▶ [What you need to do]: Rewrite the records from the first line through the line containing "pan-number-f[interactable]: ▶64 [542,1194,570,1208]", inclusive, changing every "jit.gen" to "jit.pix" and leaving all other text as it stands.

BEGIN Source records

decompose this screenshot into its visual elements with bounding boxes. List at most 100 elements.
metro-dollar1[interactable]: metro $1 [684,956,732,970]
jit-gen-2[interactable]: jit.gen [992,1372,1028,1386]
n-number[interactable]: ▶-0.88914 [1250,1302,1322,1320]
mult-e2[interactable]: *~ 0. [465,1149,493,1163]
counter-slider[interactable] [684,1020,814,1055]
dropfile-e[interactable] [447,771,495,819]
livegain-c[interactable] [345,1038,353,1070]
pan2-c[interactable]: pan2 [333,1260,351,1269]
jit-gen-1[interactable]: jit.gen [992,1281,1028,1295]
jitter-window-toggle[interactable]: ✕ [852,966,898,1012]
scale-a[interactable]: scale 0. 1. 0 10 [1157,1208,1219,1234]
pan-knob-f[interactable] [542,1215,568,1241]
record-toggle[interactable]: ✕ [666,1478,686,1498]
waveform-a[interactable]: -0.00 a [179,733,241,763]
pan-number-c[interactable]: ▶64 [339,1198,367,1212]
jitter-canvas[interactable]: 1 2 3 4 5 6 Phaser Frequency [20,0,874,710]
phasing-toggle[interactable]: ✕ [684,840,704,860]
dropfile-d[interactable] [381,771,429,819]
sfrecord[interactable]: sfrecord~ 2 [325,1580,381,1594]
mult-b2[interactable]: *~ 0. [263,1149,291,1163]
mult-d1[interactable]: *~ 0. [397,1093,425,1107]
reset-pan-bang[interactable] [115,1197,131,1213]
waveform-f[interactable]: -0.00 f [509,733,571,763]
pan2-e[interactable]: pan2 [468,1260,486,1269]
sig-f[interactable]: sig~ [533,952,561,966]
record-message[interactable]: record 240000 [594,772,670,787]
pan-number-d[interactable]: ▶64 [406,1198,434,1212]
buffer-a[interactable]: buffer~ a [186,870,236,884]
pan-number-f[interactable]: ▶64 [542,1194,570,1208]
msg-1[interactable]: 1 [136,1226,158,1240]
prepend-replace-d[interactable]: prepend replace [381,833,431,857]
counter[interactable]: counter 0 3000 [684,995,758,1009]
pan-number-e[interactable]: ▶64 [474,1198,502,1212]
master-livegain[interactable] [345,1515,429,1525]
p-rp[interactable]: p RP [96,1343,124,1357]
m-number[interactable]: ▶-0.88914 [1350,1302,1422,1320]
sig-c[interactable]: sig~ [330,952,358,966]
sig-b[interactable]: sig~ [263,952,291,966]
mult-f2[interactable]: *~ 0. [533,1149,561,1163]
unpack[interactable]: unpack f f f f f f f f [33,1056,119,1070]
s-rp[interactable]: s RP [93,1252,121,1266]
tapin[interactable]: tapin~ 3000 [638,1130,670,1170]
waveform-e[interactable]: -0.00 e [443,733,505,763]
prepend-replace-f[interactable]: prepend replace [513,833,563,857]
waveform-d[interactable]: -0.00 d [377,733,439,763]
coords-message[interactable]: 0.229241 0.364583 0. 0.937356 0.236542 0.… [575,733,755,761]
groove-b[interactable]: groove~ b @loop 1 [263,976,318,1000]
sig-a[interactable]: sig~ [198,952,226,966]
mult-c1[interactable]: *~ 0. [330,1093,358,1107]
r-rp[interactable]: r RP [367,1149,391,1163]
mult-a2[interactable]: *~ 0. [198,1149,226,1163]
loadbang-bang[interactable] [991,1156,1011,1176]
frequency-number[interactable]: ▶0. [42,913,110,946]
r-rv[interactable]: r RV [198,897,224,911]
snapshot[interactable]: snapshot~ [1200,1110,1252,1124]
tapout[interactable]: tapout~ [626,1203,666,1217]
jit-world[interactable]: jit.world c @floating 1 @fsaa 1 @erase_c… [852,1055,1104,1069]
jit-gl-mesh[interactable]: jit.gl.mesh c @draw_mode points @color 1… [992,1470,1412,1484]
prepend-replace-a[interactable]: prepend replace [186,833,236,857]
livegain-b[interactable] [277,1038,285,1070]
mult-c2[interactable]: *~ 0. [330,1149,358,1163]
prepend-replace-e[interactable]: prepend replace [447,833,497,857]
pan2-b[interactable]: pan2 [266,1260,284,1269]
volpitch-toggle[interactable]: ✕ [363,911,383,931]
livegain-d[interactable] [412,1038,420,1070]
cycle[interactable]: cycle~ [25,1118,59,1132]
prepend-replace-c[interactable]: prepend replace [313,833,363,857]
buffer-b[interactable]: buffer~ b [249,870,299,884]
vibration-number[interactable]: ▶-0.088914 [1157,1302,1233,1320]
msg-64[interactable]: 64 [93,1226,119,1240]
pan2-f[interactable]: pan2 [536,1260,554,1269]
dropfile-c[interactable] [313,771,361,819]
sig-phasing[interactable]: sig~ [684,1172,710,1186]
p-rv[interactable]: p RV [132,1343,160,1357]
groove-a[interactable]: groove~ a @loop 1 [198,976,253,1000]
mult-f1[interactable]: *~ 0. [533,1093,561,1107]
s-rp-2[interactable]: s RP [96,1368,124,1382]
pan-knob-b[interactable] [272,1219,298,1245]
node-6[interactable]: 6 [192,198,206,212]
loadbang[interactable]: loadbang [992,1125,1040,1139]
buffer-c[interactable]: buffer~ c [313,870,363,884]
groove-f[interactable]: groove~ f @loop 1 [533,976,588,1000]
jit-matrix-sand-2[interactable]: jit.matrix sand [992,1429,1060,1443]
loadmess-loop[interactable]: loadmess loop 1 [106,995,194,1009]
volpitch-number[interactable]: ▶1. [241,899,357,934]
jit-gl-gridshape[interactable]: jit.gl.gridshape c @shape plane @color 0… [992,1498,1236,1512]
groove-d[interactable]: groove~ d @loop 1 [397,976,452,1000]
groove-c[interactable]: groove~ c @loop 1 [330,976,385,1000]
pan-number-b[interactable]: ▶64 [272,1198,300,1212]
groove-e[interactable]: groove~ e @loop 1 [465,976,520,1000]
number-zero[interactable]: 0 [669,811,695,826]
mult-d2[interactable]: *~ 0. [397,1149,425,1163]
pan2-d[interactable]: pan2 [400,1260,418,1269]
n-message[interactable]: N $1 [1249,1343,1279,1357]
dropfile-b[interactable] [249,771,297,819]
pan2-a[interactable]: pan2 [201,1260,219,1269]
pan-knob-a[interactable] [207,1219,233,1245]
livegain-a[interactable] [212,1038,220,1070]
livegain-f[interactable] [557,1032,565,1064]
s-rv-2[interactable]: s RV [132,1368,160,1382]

END Source records

▶ [Solution to this task]:
decompose this screenshot into its visual elements with bounding boxes. List at most 100 elements.
metro-dollar1[interactable]: metro $1 [684,956,732,970]
jit-gen-2[interactable]: jit.pix [992,1372,1028,1386]
n-number[interactable]: ▶-0.88914 [1250,1302,1322,1320]
mult-e2[interactable]: *~ 0. [465,1149,493,1163]
counter-slider[interactable] [684,1020,814,1055]
dropfile-e[interactable] [447,771,495,819]
livegain-c[interactable] [345,1038,353,1070]
pan2-c[interactable]: pan2 [333,1260,351,1269]
jit-gen-1[interactable]: jit.pix [992,1281,1028,1295]
jitter-window-toggle[interactable]: ✕ [852,966,898,1012]
scale-a[interactable]: scale 0. 1. 0 10 [1157,1208,1219,1234]
pan-knob-f[interactable] [542,1215,568,1241]
record-toggle[interactable]: ✕ [666,1478,686,1498]
waveform-a[interactable]: -0.00 a [179,733,241,763]
pan-number-c[interactable]: ▶64 [339,1198,367,1212]
jitter-canvas[interactable]: 1 2 3 4 5 6 Phaser Frequency [20,0,874,710]
phasing-toggle[interactable]: ✕ [684,840,704,860]
dropfile-d[interactable] [381,771,429,819]
sfrecord[interactable]: sfrecord~ 2 [325,1580,381,1594]
mult-b2[interactable]: *~ 0. [263,1149,291,1163]
mult-d1[interactable]: *~ 0. [397,1093,425,1107]
reset-pan-bang[interactable] [115,1197,131,1213]
waveform-f[interactable]: -0.00 f [509,733,571,763]
pan2-e[interactable]: pan2 [468,1260,486,1269]
sig-f[interactable]: sig~ [533,952,561,966]
record-message[interactable]: record 240000 [594,772,670,787]
pan-number-d[interactable]: ▶64 [406,1198,434,1212]
buffer-a[interactable]: buffer~ a [186,870,236,884]
pan-number-f[interactable]: ▶64 [542,1194,570,1208]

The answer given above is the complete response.